**Short problem**: Transcribe every line, keeping it exact.

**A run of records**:
┄┄┄┄┄┄┄┄┄┄┄┄┄┄┄┄┄┄┄┄

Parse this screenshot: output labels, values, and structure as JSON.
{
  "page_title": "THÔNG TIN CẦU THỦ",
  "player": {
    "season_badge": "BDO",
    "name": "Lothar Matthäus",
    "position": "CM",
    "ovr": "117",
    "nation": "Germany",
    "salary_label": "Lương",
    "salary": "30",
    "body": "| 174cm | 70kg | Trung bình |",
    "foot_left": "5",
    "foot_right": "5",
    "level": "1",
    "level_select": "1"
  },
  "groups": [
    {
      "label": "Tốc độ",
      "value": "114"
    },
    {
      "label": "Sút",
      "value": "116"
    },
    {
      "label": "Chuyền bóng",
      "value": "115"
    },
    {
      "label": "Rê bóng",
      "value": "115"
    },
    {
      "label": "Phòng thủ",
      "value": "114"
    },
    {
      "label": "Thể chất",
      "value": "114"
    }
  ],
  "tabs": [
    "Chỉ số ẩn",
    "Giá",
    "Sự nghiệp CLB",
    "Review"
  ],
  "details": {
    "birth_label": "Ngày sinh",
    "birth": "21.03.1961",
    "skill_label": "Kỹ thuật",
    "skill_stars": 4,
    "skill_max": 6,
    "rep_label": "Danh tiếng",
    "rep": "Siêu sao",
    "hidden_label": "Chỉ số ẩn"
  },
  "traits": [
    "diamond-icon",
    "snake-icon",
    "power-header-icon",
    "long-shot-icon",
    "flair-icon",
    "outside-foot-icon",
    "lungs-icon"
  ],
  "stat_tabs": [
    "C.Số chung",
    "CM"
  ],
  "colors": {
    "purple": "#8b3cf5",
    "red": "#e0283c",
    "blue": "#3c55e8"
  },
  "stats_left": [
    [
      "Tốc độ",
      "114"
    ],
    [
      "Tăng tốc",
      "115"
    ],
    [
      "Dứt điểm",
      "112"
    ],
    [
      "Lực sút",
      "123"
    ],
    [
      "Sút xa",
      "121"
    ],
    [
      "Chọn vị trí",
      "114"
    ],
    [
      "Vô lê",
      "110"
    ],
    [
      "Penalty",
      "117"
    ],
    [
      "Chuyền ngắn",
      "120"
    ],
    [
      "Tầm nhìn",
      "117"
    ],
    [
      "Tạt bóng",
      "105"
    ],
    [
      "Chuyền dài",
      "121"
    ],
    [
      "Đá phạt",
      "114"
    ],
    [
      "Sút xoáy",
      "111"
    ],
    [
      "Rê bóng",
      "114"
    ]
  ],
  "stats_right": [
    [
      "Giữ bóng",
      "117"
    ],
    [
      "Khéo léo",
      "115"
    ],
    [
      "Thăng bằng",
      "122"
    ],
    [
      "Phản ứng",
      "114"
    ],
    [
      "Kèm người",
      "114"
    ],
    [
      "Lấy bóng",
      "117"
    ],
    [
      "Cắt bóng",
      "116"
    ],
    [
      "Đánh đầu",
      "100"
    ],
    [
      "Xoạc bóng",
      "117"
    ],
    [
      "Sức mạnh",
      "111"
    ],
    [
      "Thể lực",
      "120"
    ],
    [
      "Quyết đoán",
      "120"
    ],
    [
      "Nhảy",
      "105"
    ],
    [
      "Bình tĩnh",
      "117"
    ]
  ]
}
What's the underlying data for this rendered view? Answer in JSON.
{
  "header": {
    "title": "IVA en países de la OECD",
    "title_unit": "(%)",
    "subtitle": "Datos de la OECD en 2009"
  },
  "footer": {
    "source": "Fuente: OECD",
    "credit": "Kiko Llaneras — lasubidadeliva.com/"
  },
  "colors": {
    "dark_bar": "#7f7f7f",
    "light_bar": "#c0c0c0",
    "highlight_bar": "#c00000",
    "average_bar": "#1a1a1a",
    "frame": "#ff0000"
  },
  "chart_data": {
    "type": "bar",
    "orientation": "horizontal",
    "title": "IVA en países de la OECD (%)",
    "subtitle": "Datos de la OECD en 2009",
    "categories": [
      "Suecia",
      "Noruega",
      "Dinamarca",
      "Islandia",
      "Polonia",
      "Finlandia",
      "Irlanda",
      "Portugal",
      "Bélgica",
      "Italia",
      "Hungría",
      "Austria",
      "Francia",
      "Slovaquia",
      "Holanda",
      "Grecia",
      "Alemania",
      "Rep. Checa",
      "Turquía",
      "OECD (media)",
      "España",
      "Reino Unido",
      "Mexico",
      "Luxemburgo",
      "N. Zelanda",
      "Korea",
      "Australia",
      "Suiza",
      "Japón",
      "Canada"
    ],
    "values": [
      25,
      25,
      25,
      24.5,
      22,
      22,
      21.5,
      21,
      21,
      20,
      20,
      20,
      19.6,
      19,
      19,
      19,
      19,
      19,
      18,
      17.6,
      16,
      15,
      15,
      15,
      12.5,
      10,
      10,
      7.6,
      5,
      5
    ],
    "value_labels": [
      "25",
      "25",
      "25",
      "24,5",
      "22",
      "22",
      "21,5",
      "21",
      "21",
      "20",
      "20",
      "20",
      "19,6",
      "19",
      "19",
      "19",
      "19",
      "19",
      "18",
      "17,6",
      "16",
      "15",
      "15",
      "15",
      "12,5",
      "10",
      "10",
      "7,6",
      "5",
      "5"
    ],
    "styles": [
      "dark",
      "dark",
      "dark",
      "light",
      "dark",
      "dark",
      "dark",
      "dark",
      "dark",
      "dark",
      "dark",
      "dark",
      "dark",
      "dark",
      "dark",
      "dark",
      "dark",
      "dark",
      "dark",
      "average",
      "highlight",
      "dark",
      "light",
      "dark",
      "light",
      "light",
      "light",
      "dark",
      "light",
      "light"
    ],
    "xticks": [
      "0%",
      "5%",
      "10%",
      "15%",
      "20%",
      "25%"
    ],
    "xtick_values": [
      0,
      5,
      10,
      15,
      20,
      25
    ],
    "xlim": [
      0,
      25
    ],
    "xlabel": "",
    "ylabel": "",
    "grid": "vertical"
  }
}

┄┄┄┄┄┄┄┄┄┄┄┄┄┄┄┄┄┄┄┄

**Response to this task**:
Parse this screenshot: output labels, values, and structure as JSON.
{
  "page_title": "THÔNG TIN CẦU THỦ",
  "player": {
    "season_badge": "BDO",
    "name": "Lothar Matthäus",
    "position": "CM",
    "ovr": "117",
    "nation": "Germany",
    "salary_label": "Lương",
    "salary": "30",
    "body": "| 174cm | 70kg | Trung bình |",
    "foot_left": "5",
    "foot_right": "5",
    "level": "1",
    "level_select": "1"
  },
  "groups": [
    {
      "label": "Tốc độ",
      "value": "114"
    },
    {
      "label": "Sút",
      "value": "116"
    },
    {
      "label": "Chuyền bóng",
      "value": "115"
    },
    {
      "label": "Rê bóng",
      "value": "115"
    },
    {
      "label": "Phòng thủ",
      "value": "114"
    },
    {
      "label": "Thể chất",
      "value": "114"
    }
  ],
  "tabs": [
    "Chỉ số ẩn",
    "Giá",
    "Sự nghiệp CLB",
    "Review"
  ],
  "details": {
    "birth_label": "Ngày sinh",
    "birth": "21.03.1961",
    "skill_label": "Kỹ thuật",
    "skill_stars": 4,
    "skill_max": 6,
    "rep_label": "Danh tiếng",
    "rep": "Siêu sao",
    "hidden_label": "Chỉ số ẩn"
  },
  "traits": [
    "diamond-icon",
    "snake-icon",
    "power-header-icon",
    "long-shot-icon",
    "flair-icon",
    "outside-foot-icon",
    "lungs-icon"
  ],
  "stat_tabs": [
    "C.Số chung",
    "CM"
  ],
  "colors": {
    "purple": "#8b3cf5",
    "red": "#e0283c",
    "blue": "#3c55e8"
  },
  "stats_left": [
    [
      "Tốc độ",
      "114"
    ],
    [
      "Tăng tốc",
      "115"
    ],
    [
      "Dứt điểm",
      "112"
    ],
    [
      "Lực sút",
      "123"
    ],
    [
      "Sút xa",
      "121"
    ],
    [
      "Chọn vị trí",
      "114"
    ],
    [
      "Vô lê",
      "110"
    ],
    [
      "Penalty",
      "117"
    ],
    [
      "Chuyền ngắn",
      "120"
    ],
    [
      "Tầm nhìn",
      "117"
    ],
    [
      "Tạt bóng",
      "105"
    ],
    [
      "Chuyền dài",
      "121"
    ],
    [
      "Đá phạt",
      "114"
    ],
    [
      "Sút xoáy",
      "111"
    ],
    [
      "Rê bóng",
      "114"
    ]
  ],
  "stats_right": [
    [
      "Giữ bóng",
      "117"
    ],
    [
      "Khéo léo",
      "115"
    ],
    [
      "Thăng bằng",
      "122"
    ],
    [
      "Phản ứng",
      "114"
    ],
    [
      "Kèm người",
      "114"
    ],
    [
      "Lấy bóng",
      "117"
    ],
    [
      "Cắt bóng",
      "116"
    ],
    [
      "Đánh đầu",
      "100"
    ],
    [
      "Xoạc bóng",
      "117"
    ],
    [
      "Sức mạnh",
      "111"
    ],
    [
      "Thể lực",
      "120"
    ],
    [
      "Quyết đoán",
      "120"
    ],
    [
      "Nhảy",
      "105"
    ],
    [
      "Bình tĩnh",
      "117"
    ]
  ]
}
What's the underlying data for this rendered view? Answer in JSON.
{
  "header": {
    "title": "IVA en países de la OECD",
    "title_unit": "(%)",
    "subtitle": "Datos de la OECD en 2009"
  },
  "footer": {
    "source": "Fuente: OECD",
    "credit": "Kiko Llaneras — lasubidadeliva.com/"
  },
  "colors": {
    "dark_bar": "#7f7f7f",
    "light_bar": "#c0c0c0",
    "highlight_bar": "#c00000",
    "average_bar": "#1a1a1a",
    "frame": "#ff0000"
  },
  "chart_data": {
    "type": "bar",
    "orientation": "horizontal",
    "title": "IVA en países de la OECD (%)",
    "subtitle": "Datos de la OECD en 2009",
    "categories": [
      "Suecia",
      "Noruega",
      "Dinamarca",
      "Islandia",
      "Polonia",
      "Finlandia",
      "Irlanda",
      "Portugal",
      "Bélgica",
      "Italia",
      "Hungría",
      "Austria",
      "Francia",
      "Slovaquia",
      "Holanda",
      "Grecia",
      "Alemania",
      "Rep. Checa",
      "Turquía",
      "OECD (media)",
      "España",
      "Reino Unido",
      "Mexico",
      "Luxemburgo",
      "N. Zelanda",
      "Korea",
      "Australia",
      "Suiza",
      "Japón",
      "Canada"
    ],
    "values": [
      25,
      25,
      25,
      24.5,
      22,
      22,
      21.5,
      21,
      21,
      20,
      20,
      20,
      19.6,
      19,
      19,
      19,
      19,
      19,
      18,
      17.6,
      16,
      15,
      15,
      15,
      12.5,
      10,
      10,
      7.6,
      5,
      5
    ],
    "value_labels": [
      "25",
      "25",
      "25",
      "24,5",
      "22",
      "22",
      "21,5",
      "21",
      "21",
      "20",
      "20",
      "20",
      "19,6",
      "19",
      "19",
      "19",
      "19",
      "19",
      "18",
      "17,6",
      "16",
      "15",
      "15",
      "15",
      "12,5",
      "10",
      "10",
      "7,6",
      "5",
      "5"
    ],
    "styles": [
      "dark",
      "dark",
      "dark",
      "light",
      "dark",
      "dark",
      "dark",
      "dark",
      "dark",
      "dark",
      "dark",
      "dark",
      "dark",
      "dark",
      "dark",
      "dark",
      "dark",
      "dark",
      "dark",
      "average",
      "highlight",
      "dark",
      "light",
      "dark",
      "light",
      "light",
      "light",
      "dark",
      "light",
      "light"
    ],
    "xticks": [
      "0%",
      "5%",
      "10%",
      "15%",
      "20%",
      "25%"
    ],
    "xtick_values": [
      0,
      5,
      10,
      15,
      20,
      25
    ],
    "xlim": [
      0,
      25
    ],
    "xlabel": "",
    "ylabel": "",
    "grid": "vertical"
  }
}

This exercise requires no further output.